**What is asked**
Return every line of the data below that includes the string "Tomates".

**Records to process**
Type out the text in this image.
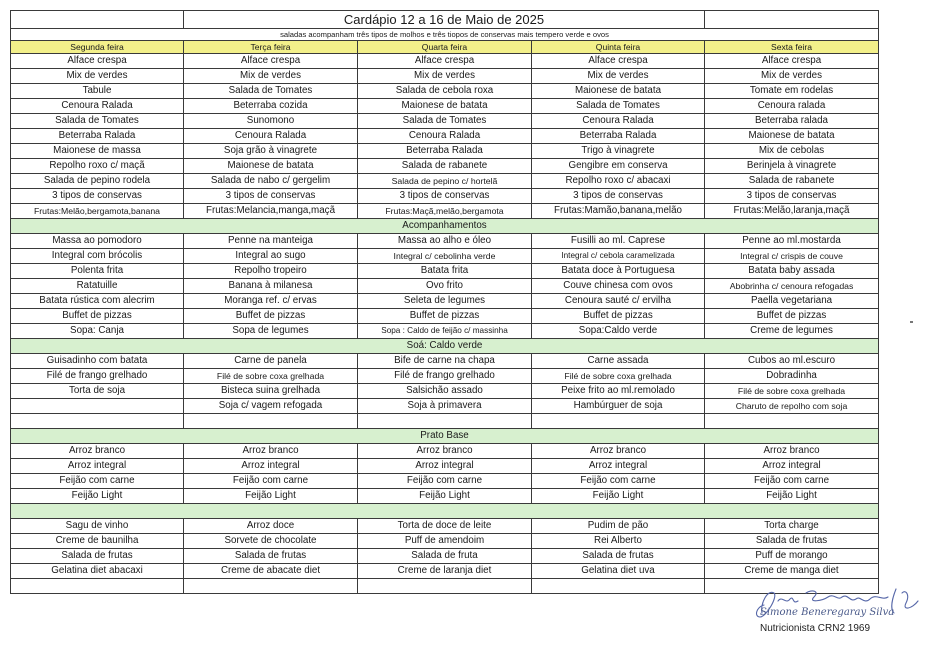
	Cardápio 12 a 16 de Maio de 2025			
saladas acompanham três tipos de molhos e três tiopos de conservas mais tempero verde e ovos				
Segunda feira	Terça feira	Quarta feira	Quinta feira	Sexta feira
Alface crespa	Alface crespa	Alface crespa	Alface crespa	Alface crespa
Mix de verdes	Mix de verdes	Mix de verdes	Mix de verdes	Mix de verdes
Tabule	Salada de Tomates	Salada de cebola roxa	Maionese de batata	Tomate em rodelas
Cenoura Ralada	Beterraba cozida	Maionese de batata	Salada de Tomates	Cenoura ralada
Salada de Tomates	Sunomono	Salada de Tomates	Cenoura Ralada	Beterraba ralada
Beterraba Ralada	Cenoura Ralada	Cenoura Ralada	Beterraba Ralada	Maionese de batata
Maionese de massa	Soja grão à vinagrete	Beterraba Ralada	Trigo à vinagrete	Mix de cebolas
Repolho roxo c/ maçã	Maionese de batata	Salada de rabanete	Gengibre em conserva	Berinjela à vinagrete
Salada de pepino rodela	Salada de nabo c/ gergelim	Salada de pepino c/ hortelã	Repolho roxo c/ abacaxi	Salada de rabanete
3 tipos de conservas	3 tipos de conservas	3 tipos de conservas	3 tipos de conservas	3 tipos de conservas
Frutas:Melão,bergamota,banana	Frutas:Melancia,manga,maçã	Frutas:Maçã,melão,bergamota	Frutas:Mamão,banana,melão	Frutas:Melão,laranja,maçã
Acompanhamentos				
Massa ao pomodoro	Penne na manteiga	Massa ao alho e óleo	Fusilli ao ml. Caprese	Penne ao ml.mostarda
Integral com brócolis	Integral ao sugo	Integral c/ cebolinha verde	Integral c/ cebola caramelizada	Integral c/ crispis de couve
Polenta frita	Repolho tropeiro	Batata frita	Batata doce à Portuguesa	Batata baby assada
Ratatuille	Banana à milanesa	Ovo frito	Couve chinesa com ovos	Abobrinha c/ cenoura refogadas
Batata rústica com alecrim	Moranga ref. c/ ervas	Seleta de legumes	Cenoura sauté c/ ervilha	Paella vegetariana
Buffet de pizzas	Buffet de pizzas	Buffet de pizzas	Buffet de pizzas	Buffet de pizzas
Sopa: Canja	Sopa de legumes	Sopa : Caldo de feijão c/ massinha	Sopa:Caldo verde	Creme de legumes
Soá: Caldo verde				
Guisadinho com batata	Carne de panela	Bife de carne na chapa	Carne assada	Cubos ao ml.escuro
Filé de frango grelhado	Filé de sobre coxa grelhada	Filé de frango grelhado	Filé de sobre coxa grelhada	Dobradinha
Torta de soja	Bisteca suina grelhada	Salsichão assado	Peixe frito ao ml.remolado	Filé de sobre coxa grelhada
	Soja c/ vagem refogada	Soja à primavera	Hambúrguer de soja	Charuto de repolho com soja

Prato Base				
Arroz branco	Arroz branco	Arroz branco	Arroz branco	Arroz branco
Arroz integral	Arroz integral	Arroz integral	Arroz integral	Arroz integral
Feijão com carne	Feijão com carne	Feijão com carne	Feijão com carne	Feijão com carne
Feijão Light	Feijão Light	Feijão Light	Feijão Light	Feijão Light

Sagu de vinho	Arroz doce	Torta de doce de leite	Pudim de pão	Torta charge
Creme de baunilha	Sorvete de chocolate	Puff de amendoim	Rei Alberto	Salada de frutas
Salada de frutas	Salada de frutas	Salada de fruta	Salada de frutas	Puff de morango
Gelatina diet abacaxi	Creme de abacate diet	Creme de laranja diet	Gelatina diet uva	Creme de manga diet

Simone Beneregaray Silva
Nutricionista CRN2 1969
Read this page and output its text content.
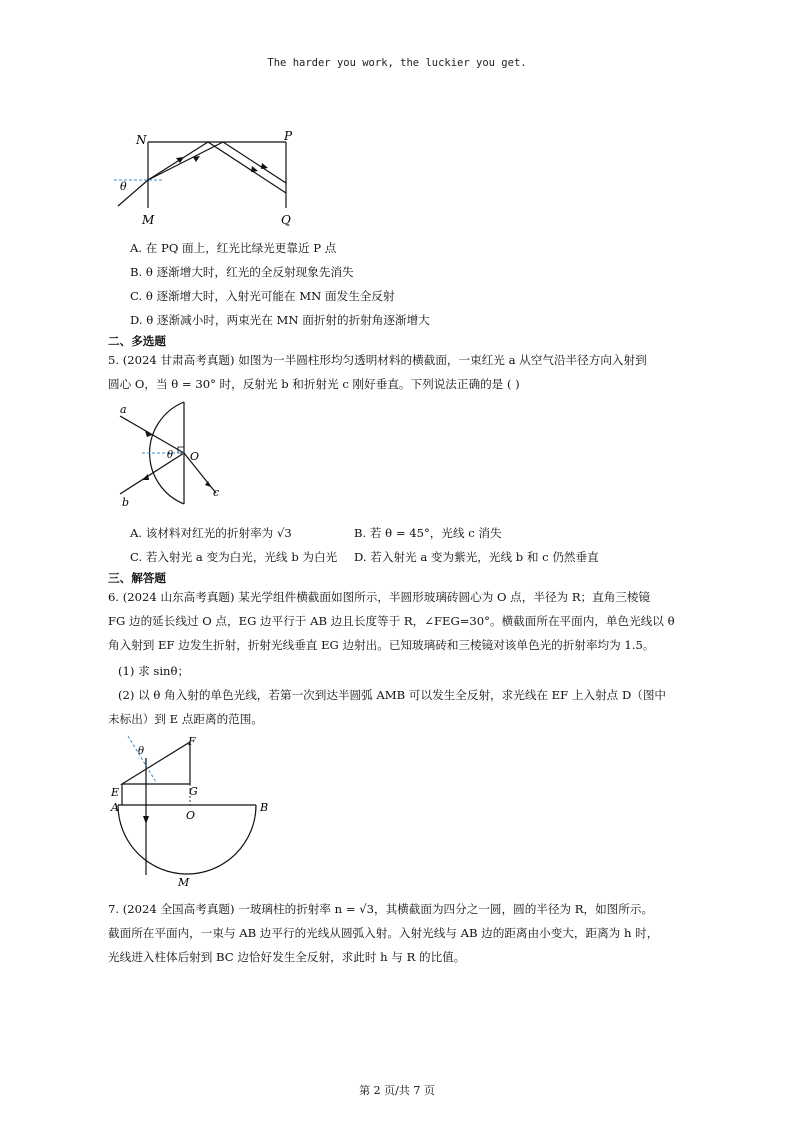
The harder you work, the luckier you get.
N	P
M	Q
θ
A. 在 PQ 面上，红光比绿光更靠近 P 点
B. θ 逐渐增大时，红光的全反射现象先消失
C. θ 逐渐增大时，入射光可能在 MN 面发生全反射
D. θ 逐渐减小时，两束光在 MN 面折射的折射角逐渐增大
二、多选题
5. (2024 甘肃高考真题) 如图为一半圆柱形均匀透明材料的横截面，一束红光 a 从空气沿半径方向入射到
圆心 O，当 θ = 30° 时，反射光 b 和折射光 c 刚好垂直。下列说法正确的是 ( )
a
b
c
O
θ
A. 该材料对红光的折射率为 √3	B. 若 θ = 45°，光线 c 消失
C. 若入射光 a 变为白光，光线 b 为白光 D. 若入射光 a 变为紫光，光线 b 和 c 仍然垂直
三、解答题
6. (2024 山东高考真题) 某光学组件横截面如图所示，半圆形玻璃砖圆心为 O 点，半径为 R；直角三棱镜
FG 边的延长线过 O 点，EG 边平行于 AB 边且长度等于 R，∠FEG=30°。横截面所在平面内，单色光线以 θ
角入射到 EF 边发生折射，折射光线垂直 EG 边射出。已知玻璃砖和三棱镜对该单色光的折射率均为 1.5。
(1) 求 sinθ；
(2) 以 θ 角入射的单色光线，若第一次到达半圆弧 AMB 可以发生全反射，求光线在 EF 上入射点 D（图中
未标出）到 E 点距离的范围。
F
G
E
A	B
O
M
θ
7. (2024 全国高考真题) 一玻璃柱的折射率 n = √3，其横截面为四分之一圆，圆的半径为 R，如图所示。
截面所在平面内，一束与 AB 边平行的光线从圆弧入射。入射光线与 AB 边的距离由小变大，距离为 h 时，
光线进入柱体后射到 BC 边恰好发生全反射，求此时 h 与 R 的比值。
第 2 页/共 7 页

**Exercise result**
Tabule	Salada de Tomates	Salada de cebola roxa	Maionese de batata	Tomate em rodelas
Cenoura Ralada	Beterraba cozida	Maionese de batata	Salada de Tomates	Cenoura ralada
Salada de Tomates	Sunomono	Salada de Tomates	Cenoura Ralada	Beterraba ralada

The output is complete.